[Data excerpts]
**********
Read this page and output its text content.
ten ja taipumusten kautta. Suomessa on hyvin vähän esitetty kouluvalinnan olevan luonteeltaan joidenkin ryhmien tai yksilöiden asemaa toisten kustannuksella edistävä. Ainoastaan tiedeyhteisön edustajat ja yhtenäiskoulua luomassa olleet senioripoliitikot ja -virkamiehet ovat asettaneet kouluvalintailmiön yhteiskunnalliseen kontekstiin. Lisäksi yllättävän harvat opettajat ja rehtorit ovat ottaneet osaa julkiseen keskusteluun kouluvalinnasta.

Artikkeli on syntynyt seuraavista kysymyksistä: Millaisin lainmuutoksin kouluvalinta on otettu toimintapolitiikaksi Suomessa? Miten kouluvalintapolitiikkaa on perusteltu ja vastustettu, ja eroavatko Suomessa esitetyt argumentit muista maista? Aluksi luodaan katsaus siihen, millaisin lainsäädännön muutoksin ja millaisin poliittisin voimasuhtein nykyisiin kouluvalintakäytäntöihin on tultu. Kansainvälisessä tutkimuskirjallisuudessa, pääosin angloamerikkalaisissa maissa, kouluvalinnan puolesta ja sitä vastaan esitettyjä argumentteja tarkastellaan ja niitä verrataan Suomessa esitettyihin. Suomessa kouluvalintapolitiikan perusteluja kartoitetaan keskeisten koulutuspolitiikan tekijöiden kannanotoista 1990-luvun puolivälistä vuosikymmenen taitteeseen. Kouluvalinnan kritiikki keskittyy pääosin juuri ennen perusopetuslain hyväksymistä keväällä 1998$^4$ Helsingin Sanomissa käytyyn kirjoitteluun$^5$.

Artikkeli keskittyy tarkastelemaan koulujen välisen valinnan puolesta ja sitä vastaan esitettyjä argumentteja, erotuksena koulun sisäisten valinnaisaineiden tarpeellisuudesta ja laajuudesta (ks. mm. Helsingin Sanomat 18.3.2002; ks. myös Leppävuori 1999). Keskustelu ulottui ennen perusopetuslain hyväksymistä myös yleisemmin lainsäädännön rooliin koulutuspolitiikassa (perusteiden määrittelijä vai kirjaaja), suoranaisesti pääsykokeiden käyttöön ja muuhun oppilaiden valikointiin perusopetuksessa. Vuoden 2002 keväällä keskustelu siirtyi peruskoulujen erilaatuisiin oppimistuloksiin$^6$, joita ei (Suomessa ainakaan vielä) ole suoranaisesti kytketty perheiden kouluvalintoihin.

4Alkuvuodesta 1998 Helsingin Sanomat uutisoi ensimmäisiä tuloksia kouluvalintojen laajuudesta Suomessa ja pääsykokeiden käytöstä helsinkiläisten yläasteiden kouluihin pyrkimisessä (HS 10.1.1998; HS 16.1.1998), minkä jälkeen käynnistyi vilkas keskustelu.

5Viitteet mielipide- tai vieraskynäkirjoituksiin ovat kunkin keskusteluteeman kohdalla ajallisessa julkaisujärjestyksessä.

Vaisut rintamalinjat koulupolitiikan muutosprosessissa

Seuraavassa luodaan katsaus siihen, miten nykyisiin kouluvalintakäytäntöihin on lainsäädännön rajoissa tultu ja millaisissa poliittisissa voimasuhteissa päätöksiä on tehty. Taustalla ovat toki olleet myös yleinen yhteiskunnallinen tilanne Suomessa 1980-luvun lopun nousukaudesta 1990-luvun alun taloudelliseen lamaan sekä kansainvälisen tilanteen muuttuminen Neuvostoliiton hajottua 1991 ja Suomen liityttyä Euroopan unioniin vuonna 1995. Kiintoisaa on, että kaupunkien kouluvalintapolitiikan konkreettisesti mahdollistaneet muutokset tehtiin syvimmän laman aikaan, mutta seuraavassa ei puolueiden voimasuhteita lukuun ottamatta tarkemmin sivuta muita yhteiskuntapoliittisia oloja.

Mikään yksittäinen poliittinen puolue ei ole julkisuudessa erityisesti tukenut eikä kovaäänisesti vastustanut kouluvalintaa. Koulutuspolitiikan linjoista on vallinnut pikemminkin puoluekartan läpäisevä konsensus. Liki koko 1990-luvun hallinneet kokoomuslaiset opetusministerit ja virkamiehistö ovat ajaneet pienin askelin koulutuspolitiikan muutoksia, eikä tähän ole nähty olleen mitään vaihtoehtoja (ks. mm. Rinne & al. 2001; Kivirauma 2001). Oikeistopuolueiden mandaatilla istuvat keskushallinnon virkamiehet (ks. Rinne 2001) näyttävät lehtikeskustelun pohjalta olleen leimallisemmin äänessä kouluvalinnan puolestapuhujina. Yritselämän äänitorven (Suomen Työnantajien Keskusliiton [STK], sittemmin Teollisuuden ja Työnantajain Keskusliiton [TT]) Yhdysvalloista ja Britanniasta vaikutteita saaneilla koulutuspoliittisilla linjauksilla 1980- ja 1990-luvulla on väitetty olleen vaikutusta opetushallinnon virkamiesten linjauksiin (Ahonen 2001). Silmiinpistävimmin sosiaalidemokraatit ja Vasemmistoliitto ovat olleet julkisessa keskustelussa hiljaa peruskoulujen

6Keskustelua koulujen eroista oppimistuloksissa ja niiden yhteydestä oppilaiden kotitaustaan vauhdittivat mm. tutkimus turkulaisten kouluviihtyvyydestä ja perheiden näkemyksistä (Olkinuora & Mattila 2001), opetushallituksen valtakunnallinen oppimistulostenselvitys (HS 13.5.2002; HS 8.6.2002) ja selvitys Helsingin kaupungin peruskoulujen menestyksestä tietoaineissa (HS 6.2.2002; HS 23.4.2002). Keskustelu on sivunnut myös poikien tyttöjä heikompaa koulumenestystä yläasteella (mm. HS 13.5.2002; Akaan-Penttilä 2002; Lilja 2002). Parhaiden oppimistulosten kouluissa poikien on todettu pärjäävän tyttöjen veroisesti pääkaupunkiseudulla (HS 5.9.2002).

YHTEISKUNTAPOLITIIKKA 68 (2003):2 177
**********
▶ [Brief] Retype the whole listing above exactly.

▶ [The response]
Read this page and output its text content.
ten ja taipumusten kautta. Suomessa on hyvin vähän esitetty kouluvalinnan olevan luonteeltaan joidenkin ryhmien tai yksilöiden asemaa toisten kustannuksella edistävä. Ainoastaan tiedeyhteisön edustajat ja yhtenäiskoulua luomassa olleet senioripoliitikot ja -virkamiehet ovat asettaneet kouluvalintailmiön yhteiskunnalliseen kontekstiin. Lisäksi yllättävän harvat opettajat ja rehtorit ovat ottaneet osaa julkiseen keskusteluun kouluvalinnasta.

Artikkeli on syntynyt seuraavista kysymyksistä: Millaisin lainmuutoksin kouluvalinta on otettu toimintapolitiikaksi Suomessa? Miten kouluvalintapolitiikkaa on perusteltu ja vastustettu, ja eroavatko Suomessa esitetyt argumentit muista maista? Aluksi luodaan katsaus siihen, millaisin lainsäädännön muutoksin ja millaisin poliittisin voimasuhtein nykyisiin kouluvalintakäytäntöihin on tultu. Kansainvälisessä tutkimuskirjallisuudessa, pääosin angloamerikkalaisissa maissa, kouluvalinnan puolesta ja sitä vastaan esitettyjä argumentteja tarkastellaan ja niitä verrataan Suomessa esitettyihin. Suomessa kouluvalintapolitiikan perusteluja kartoitetaan keskeisten koulutuspolitiikan tekijöiden kannanotoista 1990-luvun puolivälistä vuosikymmenen taitteeseen. Kouluvalinnan kritiikki keskittyy pääosin juuri ennen perusopetuslain hyväksymistä keväällä 1998$^4$ Helsingin Sanomissa käytyyn kirjoitteluun$^5$.

Artikkeli keskittyy tarkastelemaan koulujen välisen valinnan puolesta ja sitä vastaan esitettyjä argumentteja, erotuksena koulun sisäisten valinnaisaineiden tarpeellisuudesta ja laajuudesta (ks. mm. Helsingin Sanomat 18.3.2002; ks. myös Leppävuori 1999). Keskustelu ulottui ennen perusopetuslain hyväksymistä myös yleisemmin lainsäädännön rooliin koulutuspolitiikassa (perusteiden määrittelijä vai kirjaaja), suoranaisesti pääsykokeiden käyttöön ja muuhun oppilaiden valikointiin perusopetuksessa. Vuoden 2002 keväällä keskustelu siirtyi peruskoulujen erilaatuisiin oppimistuloksiin$^6$, joita ei (Suomessa ainakaan vielä) ole suoranaisesti kytketty perheiden kouluvalintoihin.

4Alkuvuodesta 1998 Helsingin Sanomat uutisoi ensimmäisiä tuloksia kouluvalintojen laajuudesta Suomessa ja pääsykokeiden käytöstä helsinkiläisten yläasteiden kouluihin pyrkimisessä (HS 10.1.1998; HS 16.1.1998), minkä jälkeen käynnistyi vilkas keskustelu.

5Viitteet mielipide- tai vieraskynäkirjoituksiin ovat kunkin keskusteluteeman kohdalla ajallisessa julkaisujärjestyksessä.

Vaisut rintamalinjat koulupolitiikan muutosprosessissa

Seuraavassa luodaan katsaus siihen, miten nykyisiin kouluvalintakäytäntöihin on lainsäädännön rajoissa tultu ja millaisissa poliittisissa voimasuhteissa päätöksiä on tehty. Taustalla ovat toki olleet myös yleinen yhteiskunnallinen tilanne Suomessa 1980-luvun lopun nousukaudesta 1990-luvun alun taloudelliseen lamaan sekä kansainvälisen tilanteen muuttuminen Neuvostoliiton hajottua 1991 ja Suomen liityttyä Euroopan unioniin vuonna 1995. Kiintoisaa on, että kaupunkien kouluvalintapolitiikan konkreettisesti mahdollistaneet muutokset tehtiin syvimmän laman aikaan, mutta seuraavassa ei puolueiden voimasuhteita lukuun ottamatta tarkemmin sivuta muita yhteiskuntapoliittisia oloja.

Mikään yksittäinen poliittinen puolue ei ole julkisuudessa erityisesti tukenut eikä kovaäänisesti vastustanut kouluvalintaa. Koulutuspolitiikan linjoista on vallinnut pikemminkin puoluekartan läpäisevä konsensus. Liki koko 1990-luvun hallinneet kokoomuslaiset opetusministerit ja virkamiehistö ovat ajaneet pienin askelin koulutuspolitiikan muutoksia, eikä tähän ole nähty olleen mitään vaihtoehtoja (ks. mm. Rinne & al. 2001; Kivirauma 2001). Oikeistopuolueiden mandaatilla istuvat keskushallinnon virkamiehet (ks. Rinne 2001) näyttävät lehtikeskustelun pohjalta olleen leimallisemmin äänessä kouluvalinnan puolestapuhujina. Yritselämän äänitorven (Suomen Työnantajien Keskusliiton [STK], sittemmin Teollisuuden ja Työnantajain Keskusliiton [TT]) Yhdysvalloista ja Britanniasta vaikutteita saaneilla koulutuspoliittisilla linjauksilla 1980- ja 1990-luvulla on väitetty olleen vaikutusta opetushallinnon virkamiesten linjauksiin (Ahonen 2001). Silmiinpistävimmin sosiaalidemokraatit ja Vasemmistoliitto ovat olleet julkisessa keskustelussa hiljaa peruskoulujen

6Keskustelua koulujen eroista oppimistuloksissa ja niiden yhteydestä oppilaiden kotitaustaan vauhdittivat mm. tutkimus turkulaisten kouluviihtyvyydestä ja perheiden näkemyksistä (Olkinuora & Mattila 2001), opetushallituksen valtakunnallinen oppimistulostenselvitys (HS 13.5.2002; HS 8.6.2002) ja selvitys Helsingin kaupungin peruskoulujen menestyksestä tietoaineissa (HS 6.2.2002; HS 23.4.2002). Keskustelu on sivunnut myös poikien tyttöjä heikompaa koulumenestystä yläasteella (mm. HS 13.5.2002; Akaan-Penttilä 2002; Lilja 2002). Parhaiden oppimistulosten kouluissa poikien on todettu pärjäävän tyttöjen veroisesti pääkaupunkiseudulla (HS 5.9.2002).

YHTEISKUNTAPOLITIIKKA 68 (2003):2 177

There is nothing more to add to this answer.